SUPPLIED MATERIAL:
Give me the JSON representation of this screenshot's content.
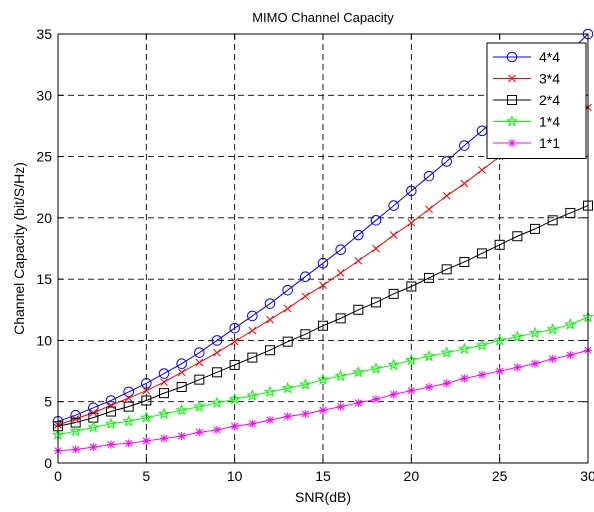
{
  "chart_data": {
    "type": "line",
    "title": "MIMO Channel Capacity",
    "xlabel": "SNR(dB)",
    "ylabel": "Channel Capacity (bit/S/Hz)",
    "xlim": [
      0,
      30
    ],
    "ylim": [
      0,
      35
    ],
    "xticks": [
      "0",
      "5",
      "10",
      "15",
      "20",
      "25",
      "30"
    ],
    "yticks": [
      "0",
      "5",
      "10",
      "15",
      "20",
      "25",
      "30",
      "35"
    ],
    "grid": true,
    "legend_position": "top-right",
    "x": [
      0,
      1,
      2,
      3,
      4,
      5,
      6,
      7,
      8,
      9,
      10,
      11,
      12,
      13,
      14,
      15,
      16,
      17,
      18,
      19,
      20,
      21,
      22,
      23,
      24,
      25,
      26,
      27,
      28,
      29,
      30
    ],
    "series": [
      {
        "name": "4*4",
        "color": "#0000ff",
        "marker": "circle",
        "values": [
          3.4,
          3.9,
          4.5,
          5.1,
          5.8,
          6.5,
          7.3,
          8.1,
          9.0,
          10.0,
          11.0,
          12.0,
          13.0,
          14.1,
          15.2,
          16.3,
          17.4,
          18.6,
          19.8,
          21.0,
          22.2,
          23.4,
          24.6,
          25.9,
          27.1,
          28.4,
          29.7,
          31.0,
          32.3,
          33.6,
          35.0
        ]
      },
      {
        "name": "3*4",
        "color": "#ff0000",
        "marker": "x",
        "values": [
          3.1,
          3.6,
          4.1,
          4.7,
          5.3,
          5.9,
          6.6,
          7.4,
          8.2,
          9.0,
          9.9,
          10.8,
          11.7,
          12.6,
          13.6,
          14.5,
          15.5,
          16.5,
          17.5,
          18.6,
          19.6,
          20.7,
          21.8,
          22.8,
          23.9,
          25.0,
          26.1,
          27.2,
          28.3,
          28.7,
          29.0
        ]
      },
      {
        "name": "2*4",
        "color": "#000000",
        "marker": "square",
        "values": [
          3.0,
          3.3,
          3.7,
          4.2,
          4.6,
          5.1,
          5.7,
          6.2,
          6.8,
          7.4,
          8.0,
          8.6,
          9.2,
          9.9,
          10.5,
          11.2,
          11.8,
          12.5,
          13.1,
          13.8,
          14.4,
          15.1,
          15.8,
          16.4,
          17.1,
          17.8,
          18.5,
          19.1,
          19.8,
          20.4,
          21.0
        ]
      },
      {
        "name": "1*4",
        "color": "#00ff00",
        "marker": "star",
        "values": [
          2.3,
          2.6,
          2.9,
          3.2,
          3.4,
          3.7,
          4.0,
          4.3,
          4.6,
          4.9,
          5.2,
          5.5,
          5.8,
          6.1,
          6.4,
          6.8,
          7.1,
          7.4,
          7.7,
          8.0,
          8.4,
          8.7,
          9.0,
          9.3,
          9.6,
          10.0,
          10.3,
          10.6,
          10.9,
          11.3,
          11.9
        ]
      },
      {
        "name": "1*1",
        "color": "#ff00ff",
        "marker": "asterisk",
        "values": [
          1.0,
          1.1,
          1.3,
          1.5,
          1.6,
          1.8,
          2.0,
          2.2,
          2.5,
          2.7,
          3.0,
          3.2,
          3.5,
          3.8,
          4.0,
          4.3,
          4.6,
          4.9,
          5.2,
          5.6,
          5.9,
          6.2,
          6.5,
          6.9,
          7.2,
          7.5,
          7.8,
          8.1,
          8.5,
          8.8,
          9.2
        ]
      }
    ]
  }
}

REQUIREMENTS: Transcribe the entries above verbatim, omitting their pictures.

SOLUTION TO THE PROBLEM:
Give me the JSON representation of this screenshot's content.
{
  "chart_data": {
    "type": "line",
    "title": "MIMO Channel Capacity",
    "xlabel": "SNR(dB)",
    "ylabel": "Channel Capacity (bit/S/Hz)",
    "xlim": [
      0,
      30
    ],
    "ylim": [
      0,
      35
    ],
    "xticks": [
      "0",
      "5",
      "10",
      "15",
      "20",
      "25",
      "30"
    ],
    "yticks": [
      "0",
      "5",
      "10",
      "15",
      "20",
      "25",
      "30",
      "35"
    ],
    "grid": true,
    "legend_position": "top-right",
    "x": [
      0,
      1,
      2,
      3,
      4,
      5,
      6,
      7,
      8,
      9,
      10,
      11,
      12,
      13,
      14,
      15,
      16,
      17,
      18,
      19,
      20,
      21,
      22,
      23,
      24,
      25,
      26,
      27,
      28,
      29,
      30
    ],
    "series": [
      {
        "name": "4*4",
        "color": "#0000ff",
        "marker": "circle",
        "values": [
          3.4,
          3.9,
          4.5,
          5.1,
          5.8,
          6.5,
          7.3,
          8.1,
          9.0,
          10.0,
          11.0,
          12.0,
          13.0,
          14.1,
          15.2,
          16.3,
          17.4,
          18.6,
          19.8,
          21.0,
          22.2,
          23.4,
          24.6,
          25.9,
          27.1,
          28.4,
          29.7,
          31.0,
          32.3,
          33.6,
          35.0
        ]
      },
      {
        "name": "3*4",
        "color": "#ff0000",
        "marker": "x",
        "values": [
          3.1,
          3.6,
          4.1,
          4.7,
          5.3,
          5.9,
          6.6,
          7.4,
          8.2,
          9.0,
          9.9,
          10.8,
          11.7,
          12.6,
          13.6,
          14.5,
          15.5,
          16.5,
          17.5,
          18.6,
          19.6,
          20.7,
          21.8,
          22.8,
          23.9,
          25.0,
          26.1,
          27.2,
          28.3,
          28.7,
          29.0
        ]
      },
      {
        "name": "2*4",
        "color": "#000000",
        "marker": "square",
        "values": [
          3.0,
          3.3,
          3.7,
          4.2,
          4.6,
          5.1,
          5.7,
          6.2,
          6.8,
          7.4,
          8.0,
          8.6,
          9.2,
          9.9,
          10.5,
          11.2,
          11.8,
          12.5,
          13.1,
          13.8,
          14.4,
          15.1,
          15.8,
          16.4,
          17.1,
          17.8,
          18.5,
          19.1,
          19.8,
          20.4,
          21.0
        ]
      },
      {
        "name": "1*4",
        "color": "#00ff00",
        "marker": "star",
        "values": [
          2.3,
          2.6,
          2.9,
          3.2,
          3.4,
          3.7,
          4.0,
          4.3,
          4.6,
          4.9,
          5.2,
          5.5,
          5.8,
          6.1,
          6.4,
          6.8,
          7.1,
          7.4,
          7.7,
          8.0,
          8.4,
          8.7,
          9.0,
          9.3,
          9.6,
          10.0,
          10.3,
          10.6,
          10.9,
          11.3,
          11.9
        ]
      },
      {
        "name": "1*1",
        "color": "#ff00ff",
        "marker": "asterisk",
        "values": [
          1.0,
          1.1,
          1.3,
          1.5,
          1.6,
          1.8,
          2.0,
          2.2,
          2.5,
          2.7,
          3.0,
          3.2,
          3.5,
          3.8,
          4.0,
          4.3,
          4.6,
          4.9,
          5.2,
          5.6,
          5.9,
          6.2,
          6.5,
          6.9,
          7.2,
          7.5,
          7.8,
          8.1,
          8.5,
          8.8,
          9.2
        ]
      }
    ]
  }
}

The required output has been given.